Records that describe figures:

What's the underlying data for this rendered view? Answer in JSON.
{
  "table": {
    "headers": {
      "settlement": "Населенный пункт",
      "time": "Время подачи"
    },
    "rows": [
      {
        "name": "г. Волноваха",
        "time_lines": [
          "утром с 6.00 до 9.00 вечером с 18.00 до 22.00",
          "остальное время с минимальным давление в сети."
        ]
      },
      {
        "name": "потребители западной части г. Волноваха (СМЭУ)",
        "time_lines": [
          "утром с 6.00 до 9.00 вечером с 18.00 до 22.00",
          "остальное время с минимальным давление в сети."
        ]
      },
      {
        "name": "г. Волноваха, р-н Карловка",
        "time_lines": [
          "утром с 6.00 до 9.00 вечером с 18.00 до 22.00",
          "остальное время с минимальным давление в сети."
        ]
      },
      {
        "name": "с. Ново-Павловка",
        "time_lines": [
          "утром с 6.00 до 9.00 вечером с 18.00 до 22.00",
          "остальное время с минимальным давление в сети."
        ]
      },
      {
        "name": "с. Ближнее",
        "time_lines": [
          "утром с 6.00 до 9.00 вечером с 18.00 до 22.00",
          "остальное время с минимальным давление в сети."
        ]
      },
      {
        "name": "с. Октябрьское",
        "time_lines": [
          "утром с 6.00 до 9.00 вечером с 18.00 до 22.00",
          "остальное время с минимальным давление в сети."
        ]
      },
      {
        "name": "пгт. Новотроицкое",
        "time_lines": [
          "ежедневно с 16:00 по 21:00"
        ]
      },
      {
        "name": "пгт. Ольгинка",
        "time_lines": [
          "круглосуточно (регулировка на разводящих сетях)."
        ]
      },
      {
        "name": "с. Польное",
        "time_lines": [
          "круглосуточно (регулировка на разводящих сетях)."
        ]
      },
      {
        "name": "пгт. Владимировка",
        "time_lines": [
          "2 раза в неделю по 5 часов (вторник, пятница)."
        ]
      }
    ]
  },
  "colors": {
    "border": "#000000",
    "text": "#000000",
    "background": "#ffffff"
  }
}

Exercise
Using the listing above, reproduce each line without omission.

Solution
What's the underlying data for this rendered view? Answer in JSON.
{
  "table": {
    "headers": {
      "settlement": "Населенный пункт",
      "time": "Время подачи"
    },
    "rows": [
      {
        "name": "г. Волноваха",
        "time_lines": [
          "утром с 6.00 до 9.00 вечером с 18.00 до 22.00",
          "остальное время с минимальным давление в сети."
        ]
      },
      {
        "name": "потребители западной части г. Волноваха (СМЭУ)",
        "time_lines": [
          "утром с 6.00 до 9.00 вечером с 18.00 до 22.00",
          "остальное время с минимальным давление в сети."
        ]
      },
      {
        "name": "г. Волноваха, р-н Карловка",
        "time_lines": [
          "утром с 6.00 до 9.00 вечером с 18.00 до 22.00",
          "остальное время с минимальным давление в сети."
        ]
      },
      {
        "name": "с. Ново-Павловка",
        "time_lines": [
          "утром с 6.00 до 9.00 вечером с 18.00 до 22.00",
          "остальное время с минимальным давление в сети."
        ]
      },
      {
        "name": "с. Ближнее",
        "time_lines": [
          "утром с 6.00 до 9.00 вечером с 18.00 до 22.00",
          "остальное время с минимальным давление в сети."
        ]
      },
      {
        "name": "с. Октябрьское",
        "time_lines": [
          "утром с 6.00 до 9.00 вечером с 18.00 до 22.00",
          "остальное время с минимальным давление в сети."
        ]
      },
      {
        "name": "пгт. Новотроицкое",
        "time_lines": [
          "ежедневно с 16:00 по 21:00"
        ]
      },
      {
        "name": "пгт. Ольгинка",
        "time_lines": [
          "круглосуточно (регулировка на разводящих сетях)."
        ]
      },
      {
        "name": "с. Польное",
        "time_lines": [
          "круглосуточно (регулировка на разводящих сетях)."
        ]
      },
      {
        "name": "пгт. Владимировка",
        "time_lines": [
          "2 раза в неделю по 5 часов (вторник, пятница)."
        ]
      }
    ]
  },
  "colors": {
    "border": "#000000",
    "text": "#000000",
    "background": "#ffffff"
  }
}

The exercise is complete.